— Start GIVEN DATA —
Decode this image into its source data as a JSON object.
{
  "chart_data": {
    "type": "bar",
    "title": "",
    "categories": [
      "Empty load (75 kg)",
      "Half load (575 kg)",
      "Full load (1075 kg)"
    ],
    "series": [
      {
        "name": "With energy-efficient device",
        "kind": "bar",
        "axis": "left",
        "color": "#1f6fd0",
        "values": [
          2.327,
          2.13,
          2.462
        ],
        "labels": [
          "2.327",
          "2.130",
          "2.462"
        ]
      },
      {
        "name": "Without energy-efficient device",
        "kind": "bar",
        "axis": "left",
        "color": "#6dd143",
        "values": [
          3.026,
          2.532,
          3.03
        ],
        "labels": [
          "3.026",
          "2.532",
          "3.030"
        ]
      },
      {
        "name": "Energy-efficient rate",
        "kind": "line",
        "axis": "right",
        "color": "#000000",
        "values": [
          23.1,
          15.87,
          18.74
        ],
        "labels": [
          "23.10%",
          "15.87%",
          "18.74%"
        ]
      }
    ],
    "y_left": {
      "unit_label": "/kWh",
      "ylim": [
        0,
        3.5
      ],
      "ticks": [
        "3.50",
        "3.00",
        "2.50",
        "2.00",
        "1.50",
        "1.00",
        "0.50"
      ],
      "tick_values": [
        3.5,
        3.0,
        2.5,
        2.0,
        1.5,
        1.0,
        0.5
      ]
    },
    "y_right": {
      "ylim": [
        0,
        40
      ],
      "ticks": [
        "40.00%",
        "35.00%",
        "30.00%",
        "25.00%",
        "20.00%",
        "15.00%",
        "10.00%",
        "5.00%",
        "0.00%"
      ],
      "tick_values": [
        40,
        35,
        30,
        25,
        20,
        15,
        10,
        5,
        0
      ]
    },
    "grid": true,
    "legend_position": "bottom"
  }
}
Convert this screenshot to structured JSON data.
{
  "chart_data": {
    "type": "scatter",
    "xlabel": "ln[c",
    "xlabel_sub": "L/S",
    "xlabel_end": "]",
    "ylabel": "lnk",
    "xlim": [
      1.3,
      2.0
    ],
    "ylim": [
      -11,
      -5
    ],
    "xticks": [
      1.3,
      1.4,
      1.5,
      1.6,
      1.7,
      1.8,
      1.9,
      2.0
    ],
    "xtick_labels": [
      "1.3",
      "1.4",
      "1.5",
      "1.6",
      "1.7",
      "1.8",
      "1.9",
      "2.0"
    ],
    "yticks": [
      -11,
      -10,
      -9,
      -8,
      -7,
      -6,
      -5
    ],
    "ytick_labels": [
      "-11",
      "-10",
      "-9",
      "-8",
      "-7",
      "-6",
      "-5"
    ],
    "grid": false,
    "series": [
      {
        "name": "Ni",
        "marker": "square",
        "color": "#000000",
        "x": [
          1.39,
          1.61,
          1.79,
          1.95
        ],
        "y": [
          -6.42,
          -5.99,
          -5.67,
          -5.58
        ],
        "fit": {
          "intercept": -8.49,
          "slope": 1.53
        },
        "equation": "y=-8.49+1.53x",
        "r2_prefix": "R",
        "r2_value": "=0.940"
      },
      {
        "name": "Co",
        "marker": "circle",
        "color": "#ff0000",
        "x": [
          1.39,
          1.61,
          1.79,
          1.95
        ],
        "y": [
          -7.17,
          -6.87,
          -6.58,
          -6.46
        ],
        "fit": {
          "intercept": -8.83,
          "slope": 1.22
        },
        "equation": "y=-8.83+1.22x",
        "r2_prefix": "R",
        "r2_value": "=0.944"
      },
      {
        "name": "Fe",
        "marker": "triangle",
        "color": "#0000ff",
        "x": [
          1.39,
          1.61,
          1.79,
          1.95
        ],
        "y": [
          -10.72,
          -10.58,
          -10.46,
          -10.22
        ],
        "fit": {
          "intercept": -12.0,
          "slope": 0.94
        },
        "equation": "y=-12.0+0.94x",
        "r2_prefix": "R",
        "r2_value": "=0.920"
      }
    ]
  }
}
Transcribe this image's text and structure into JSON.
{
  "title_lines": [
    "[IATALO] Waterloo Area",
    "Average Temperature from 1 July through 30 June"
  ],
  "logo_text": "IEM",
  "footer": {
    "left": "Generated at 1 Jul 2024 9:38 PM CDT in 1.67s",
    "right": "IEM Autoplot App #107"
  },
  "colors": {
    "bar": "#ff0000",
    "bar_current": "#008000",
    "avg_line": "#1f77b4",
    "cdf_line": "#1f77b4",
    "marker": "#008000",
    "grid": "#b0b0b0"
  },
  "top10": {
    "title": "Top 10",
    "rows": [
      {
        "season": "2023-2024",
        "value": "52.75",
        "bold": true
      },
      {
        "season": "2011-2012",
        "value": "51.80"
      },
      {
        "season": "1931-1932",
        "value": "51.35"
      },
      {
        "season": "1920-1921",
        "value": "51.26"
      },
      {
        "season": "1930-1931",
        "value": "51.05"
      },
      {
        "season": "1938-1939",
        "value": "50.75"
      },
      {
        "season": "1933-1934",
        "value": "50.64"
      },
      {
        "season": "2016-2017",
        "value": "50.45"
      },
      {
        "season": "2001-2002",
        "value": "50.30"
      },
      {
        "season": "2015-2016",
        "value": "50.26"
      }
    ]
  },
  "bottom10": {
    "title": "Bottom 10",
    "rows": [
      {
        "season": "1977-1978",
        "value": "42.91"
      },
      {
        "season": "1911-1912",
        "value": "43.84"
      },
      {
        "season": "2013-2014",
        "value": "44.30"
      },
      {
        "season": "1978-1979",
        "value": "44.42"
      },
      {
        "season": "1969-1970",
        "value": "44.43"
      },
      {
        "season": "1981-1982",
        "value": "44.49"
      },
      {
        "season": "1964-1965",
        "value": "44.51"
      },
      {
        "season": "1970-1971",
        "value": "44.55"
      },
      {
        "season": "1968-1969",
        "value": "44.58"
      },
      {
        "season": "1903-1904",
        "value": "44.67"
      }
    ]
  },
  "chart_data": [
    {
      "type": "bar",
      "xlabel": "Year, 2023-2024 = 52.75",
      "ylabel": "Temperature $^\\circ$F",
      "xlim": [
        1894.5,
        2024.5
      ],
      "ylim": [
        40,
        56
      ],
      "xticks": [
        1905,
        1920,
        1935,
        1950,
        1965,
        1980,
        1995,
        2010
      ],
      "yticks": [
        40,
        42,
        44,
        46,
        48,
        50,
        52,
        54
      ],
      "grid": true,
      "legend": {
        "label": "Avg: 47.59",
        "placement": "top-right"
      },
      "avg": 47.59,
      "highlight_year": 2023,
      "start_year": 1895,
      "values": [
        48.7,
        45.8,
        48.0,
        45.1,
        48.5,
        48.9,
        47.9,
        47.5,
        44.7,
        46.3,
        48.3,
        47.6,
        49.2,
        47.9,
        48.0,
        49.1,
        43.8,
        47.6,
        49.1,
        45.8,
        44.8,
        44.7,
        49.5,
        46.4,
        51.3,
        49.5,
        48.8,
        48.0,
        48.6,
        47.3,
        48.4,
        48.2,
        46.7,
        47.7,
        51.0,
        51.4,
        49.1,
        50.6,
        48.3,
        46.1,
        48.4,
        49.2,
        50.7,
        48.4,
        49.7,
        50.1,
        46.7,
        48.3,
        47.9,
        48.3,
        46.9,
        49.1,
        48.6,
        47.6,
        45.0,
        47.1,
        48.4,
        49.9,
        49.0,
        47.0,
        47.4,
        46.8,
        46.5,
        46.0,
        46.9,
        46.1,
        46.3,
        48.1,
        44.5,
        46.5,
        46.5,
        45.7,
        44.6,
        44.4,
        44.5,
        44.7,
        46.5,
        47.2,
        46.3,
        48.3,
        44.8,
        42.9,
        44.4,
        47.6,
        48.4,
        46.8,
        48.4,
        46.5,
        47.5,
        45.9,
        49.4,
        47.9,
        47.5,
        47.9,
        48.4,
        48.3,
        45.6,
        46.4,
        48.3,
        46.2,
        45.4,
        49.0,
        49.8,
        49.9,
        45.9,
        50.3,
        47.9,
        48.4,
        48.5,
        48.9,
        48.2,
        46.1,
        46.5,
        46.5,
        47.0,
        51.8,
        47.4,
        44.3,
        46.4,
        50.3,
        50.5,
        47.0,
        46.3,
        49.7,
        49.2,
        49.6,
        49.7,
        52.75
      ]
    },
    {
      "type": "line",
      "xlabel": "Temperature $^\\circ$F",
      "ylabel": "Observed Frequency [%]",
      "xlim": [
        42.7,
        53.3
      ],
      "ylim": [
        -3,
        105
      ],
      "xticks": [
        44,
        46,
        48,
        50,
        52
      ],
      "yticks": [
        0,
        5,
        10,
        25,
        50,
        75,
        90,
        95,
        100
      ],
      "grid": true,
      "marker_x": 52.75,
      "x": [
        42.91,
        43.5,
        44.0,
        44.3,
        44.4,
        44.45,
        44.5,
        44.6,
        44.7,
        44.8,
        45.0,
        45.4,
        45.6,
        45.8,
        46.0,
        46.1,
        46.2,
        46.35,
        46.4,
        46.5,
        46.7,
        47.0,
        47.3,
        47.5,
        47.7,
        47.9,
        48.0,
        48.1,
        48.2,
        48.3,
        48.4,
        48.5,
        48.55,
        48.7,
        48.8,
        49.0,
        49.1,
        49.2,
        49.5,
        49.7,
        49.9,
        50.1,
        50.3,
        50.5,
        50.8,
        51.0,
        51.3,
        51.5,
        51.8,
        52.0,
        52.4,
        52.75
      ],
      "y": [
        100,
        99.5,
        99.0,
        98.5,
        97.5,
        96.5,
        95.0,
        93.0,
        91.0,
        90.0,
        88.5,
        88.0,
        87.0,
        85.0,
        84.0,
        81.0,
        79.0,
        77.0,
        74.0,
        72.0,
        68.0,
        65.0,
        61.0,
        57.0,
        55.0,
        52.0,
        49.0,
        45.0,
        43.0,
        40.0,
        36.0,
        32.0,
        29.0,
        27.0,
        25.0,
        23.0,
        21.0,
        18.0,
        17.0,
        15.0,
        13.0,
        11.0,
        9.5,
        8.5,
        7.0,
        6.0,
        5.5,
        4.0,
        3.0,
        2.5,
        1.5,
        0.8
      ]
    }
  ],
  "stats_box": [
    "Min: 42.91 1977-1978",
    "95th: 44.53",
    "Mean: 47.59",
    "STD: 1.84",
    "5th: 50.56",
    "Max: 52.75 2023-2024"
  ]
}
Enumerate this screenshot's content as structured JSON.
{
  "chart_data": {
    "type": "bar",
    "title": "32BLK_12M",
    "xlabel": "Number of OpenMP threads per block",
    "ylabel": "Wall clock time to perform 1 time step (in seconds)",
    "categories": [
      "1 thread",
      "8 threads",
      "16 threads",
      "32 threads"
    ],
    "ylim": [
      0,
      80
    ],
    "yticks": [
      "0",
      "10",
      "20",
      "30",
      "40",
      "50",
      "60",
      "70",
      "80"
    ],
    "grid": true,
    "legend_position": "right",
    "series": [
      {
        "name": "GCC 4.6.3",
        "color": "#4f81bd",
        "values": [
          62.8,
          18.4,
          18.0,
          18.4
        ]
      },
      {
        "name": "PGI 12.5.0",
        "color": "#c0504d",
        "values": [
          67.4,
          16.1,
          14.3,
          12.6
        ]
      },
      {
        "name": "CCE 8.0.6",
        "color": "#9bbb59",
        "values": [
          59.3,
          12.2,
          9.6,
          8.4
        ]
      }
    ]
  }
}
— End GIVEN DATA —
WHAT YOU NEED TO DO: Look through the material above and pick out each line holding the word "JSON".

TASK ANSWER:
Decode this image into its source data as a JSON object.
Convert this screenshot to structured JSON data.
Transcribe this image's text and structure into JSON.
Enumerate this screenshot's content as structured JSON.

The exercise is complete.